─── EXERCISE DATA
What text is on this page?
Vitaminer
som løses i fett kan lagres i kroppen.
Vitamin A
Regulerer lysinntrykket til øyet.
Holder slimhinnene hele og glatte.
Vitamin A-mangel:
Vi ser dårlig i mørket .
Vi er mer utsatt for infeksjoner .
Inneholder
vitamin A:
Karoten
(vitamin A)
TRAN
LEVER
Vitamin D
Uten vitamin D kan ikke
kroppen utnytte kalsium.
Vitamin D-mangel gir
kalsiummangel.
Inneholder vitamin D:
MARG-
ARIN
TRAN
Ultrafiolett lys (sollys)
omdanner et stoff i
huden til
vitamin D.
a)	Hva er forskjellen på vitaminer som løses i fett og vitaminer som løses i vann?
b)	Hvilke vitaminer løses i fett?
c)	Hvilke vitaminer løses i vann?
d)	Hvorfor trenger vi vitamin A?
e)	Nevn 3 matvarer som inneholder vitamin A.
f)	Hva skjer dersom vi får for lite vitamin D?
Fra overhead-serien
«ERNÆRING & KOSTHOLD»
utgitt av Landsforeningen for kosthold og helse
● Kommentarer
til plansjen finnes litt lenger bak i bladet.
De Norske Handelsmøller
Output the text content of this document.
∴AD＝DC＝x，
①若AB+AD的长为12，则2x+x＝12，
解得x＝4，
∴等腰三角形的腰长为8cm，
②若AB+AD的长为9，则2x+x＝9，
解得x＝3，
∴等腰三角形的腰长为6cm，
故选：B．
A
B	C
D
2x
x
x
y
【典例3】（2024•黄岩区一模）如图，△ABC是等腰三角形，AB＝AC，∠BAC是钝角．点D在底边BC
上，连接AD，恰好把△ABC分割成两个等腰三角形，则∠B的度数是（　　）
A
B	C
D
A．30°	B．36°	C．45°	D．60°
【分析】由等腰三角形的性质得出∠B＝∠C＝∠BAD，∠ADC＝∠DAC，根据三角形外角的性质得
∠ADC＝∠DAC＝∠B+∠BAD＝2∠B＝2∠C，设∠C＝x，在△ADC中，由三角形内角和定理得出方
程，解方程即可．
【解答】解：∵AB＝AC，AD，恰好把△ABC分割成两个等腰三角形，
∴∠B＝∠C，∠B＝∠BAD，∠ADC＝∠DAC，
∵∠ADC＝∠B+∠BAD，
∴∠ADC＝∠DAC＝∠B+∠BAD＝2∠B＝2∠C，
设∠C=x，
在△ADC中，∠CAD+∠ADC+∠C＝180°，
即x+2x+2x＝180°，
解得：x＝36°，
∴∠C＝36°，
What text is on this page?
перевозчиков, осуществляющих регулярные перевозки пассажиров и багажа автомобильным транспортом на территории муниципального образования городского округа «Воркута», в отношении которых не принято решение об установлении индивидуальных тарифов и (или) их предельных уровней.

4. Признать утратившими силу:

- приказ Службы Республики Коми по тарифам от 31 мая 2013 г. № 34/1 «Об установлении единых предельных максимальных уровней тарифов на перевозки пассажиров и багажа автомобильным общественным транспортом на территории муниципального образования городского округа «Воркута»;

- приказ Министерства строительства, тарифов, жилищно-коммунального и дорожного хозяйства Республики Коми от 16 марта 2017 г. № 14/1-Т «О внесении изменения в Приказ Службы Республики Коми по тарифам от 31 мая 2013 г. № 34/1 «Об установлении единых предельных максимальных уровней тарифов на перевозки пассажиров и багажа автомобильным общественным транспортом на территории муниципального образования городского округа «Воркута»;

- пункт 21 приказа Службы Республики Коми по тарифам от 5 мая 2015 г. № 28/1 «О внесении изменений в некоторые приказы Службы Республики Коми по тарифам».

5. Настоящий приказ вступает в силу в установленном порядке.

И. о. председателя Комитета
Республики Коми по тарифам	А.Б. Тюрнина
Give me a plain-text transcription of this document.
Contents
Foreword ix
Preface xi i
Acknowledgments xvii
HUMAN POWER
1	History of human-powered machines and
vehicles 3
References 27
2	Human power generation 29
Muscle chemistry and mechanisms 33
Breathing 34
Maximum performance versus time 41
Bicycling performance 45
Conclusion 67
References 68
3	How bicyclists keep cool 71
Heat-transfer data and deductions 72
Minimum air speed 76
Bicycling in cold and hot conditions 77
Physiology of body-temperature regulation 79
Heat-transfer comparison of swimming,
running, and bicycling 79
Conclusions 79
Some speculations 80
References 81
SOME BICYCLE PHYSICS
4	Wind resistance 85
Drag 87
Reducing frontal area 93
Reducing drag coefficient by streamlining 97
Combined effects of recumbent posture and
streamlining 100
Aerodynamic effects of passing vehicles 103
──────
Every record should be repeated exactly; please leave none out.

What text is on this page?
Vitaminer
som løses i fett kan lagres i kroppen.
Vitamin A
Regulerer lysinntrykket til øyet.
Holder slimhinnene hele og glatte.
Vitamin A-mangel:
Vi ser dårlig i mørket .
Vi er mer utsatt for infeksjoner .
Inneholder
vitamin A:
Karoten
(vitamin A)
TRAN
LEVER
Vitamin D
Uten vitamin D kan ikke
kroppen utnytte kalsium.
Vitamin D-mangel gir
kalsiummangel.
Inneholder vitamin D:
MARG-
ARIN
TRAN
Ultrafiolett lys (sollys)
omdanner et stoff i
huden til
vitamin D.
a)	Hva er forskjellen på vitaminer som løses i fett og vitaminer som løses i vann?
b)	Hvilke vitaminer løses i fett?
c)	Hvilke vitaminer løses i vann?
d)	Hvorfor trenger vi vitamin A?
e)	Nevn 3 matvarer som inneholder vitamin A.
f)	Hva skjer dersom vi får for lite vitamin D?
Fra overhead-serien
«ERNÆRING & KOSTHOLD»
utgitt av Landsforeningen for kosthold og helse
● Kommentarer
til plansjen finnes litt lenger bak i bladet.
De Norske Handelsmøller
Output the text content of this document.
∴AD＝DC＝x，
①若AB+AD的长为12，则2x+x＝12，
解得x＝4，
∴等腰三角形的腰长为8cm，
②若AB+AD的长为9，则2x+x＝9，
解得x＝3，
∴等腰三角形的腰长为6cm，
故选：B．
A
B	C
D
2x
x
x
y
【典例3】（2024•黄岩区一模）如图，△ABC是等腰三角形，AB＝AC，∠BAC是钝角．点D在底边BC
上，连接AD，恰好把△ABC分割成两个等腰三角形，则∠B的度数是（　　）
A
B	C
D
A．30°	B．36°	C．45°	D．60°
【分析】由等腰三角形的性质得出∠B＝∠C＝∠BAD，∠ADC＝∠DAC，根据三角形外角的性质得
∠ADC＝∠DAC＝∠B+∠BAD＝2∠B＝2∠C，设∠C＝x，在△ADC中，由三角形内角和定理得出方
程，解方程即可．
【解答】解：∵AB＝AC，AD，恰好把△ABC分割成两个等腰三角形，
∴∠B＝∠C，∠B＝∠BAD，∠ADC＝∠DAC，
∵∠ADC＝∠B+∠BAD，
∴∠ADC＝∠DAC＝∠B+∠BAD＝2∠B＝2∠C，
设∠C=x，
在△ADC中，∠CAD+∠ADC+∠C＝180°，
即x+2x+2x＝180°，
解得：x＝36°，
∴∠C＝36°，
What text is on this page?
перевозчиков, осуществляющих регулярные перевозки пассажиров и багажа автомобильным транспортом на территории муниципального образования городского округа «Воркута», в отношении которых не принято решение об установлении индивидуальных тарифов и (или) их предельных уровней.

4. Признать утратившими силу:

- приказ Службы Республики Коми по тарифам от 31 мая 2013 г. № 34/1 «Об установлении единых предельных максимальных уровней тарифов на перевозки пассажиров и багажа автомобильным общественным транспортом на территории муниципального образования городского округа «Воркута»;

- приказ Министерства строительства, тарифов, жилищно-коммунального и дорожного хозяйства Республики Коми от 16 марта 2017 г. № 14/1-Т «О внесении изменения в Приказ Службы Республики Коми по тарифам от 31 мая 2013 г. № 34/1 «Об установлении единых предельных максимальных уровней тарифов на перевозки пассажиров и багажа автомобильным общественным транспортом на территории муниципального образования городского округа «Воркута»;

- пункт 21 приказа Службы Республики Коми по тарифам от 5 мая 2015 г. № 28/1 «О внесении изменений в некоторые приказы Службы Республики Коми по тарифам».

5. Настоящий приказ вступает в силу в установленном порядке.

И. о. председателя Комитета
Республики Коми по тарифам	А.Б. Тюрнина
Give me a plain-text transcription of this document.
Contents
Foreword ix
Preface xi i
Acknowledgments xvii
HUMAN POWER
1	History of human-powered machines and
vehicles 3
References 27
2	Human power generation 29
Muscle chemistry and mechanisms 33
Breathing 34
Maximum performance versus time 41
Bicycling performance 45
Conclusion 67
References 68
3	How bicyclists keep cool 71
Heat-transfer data and deductions 72
Minimum air speed 76
Bicycling in cold and hot conditions 77
Physiology of body-temperature regulation 79
Heat-transfer comparison of swimming,
running, and bicycling 79
Conclusions 79
Some speculations 80
References 81
SOME BICYCLE PHYSICS
4	Wind resistance 85
Drag 87
Reducing frontal area 93
Reducing drag coefficient by streamlining 97
Combined effects of recumbent posture and
streamlining 100
Aerodynamic effects of passing vehicles 103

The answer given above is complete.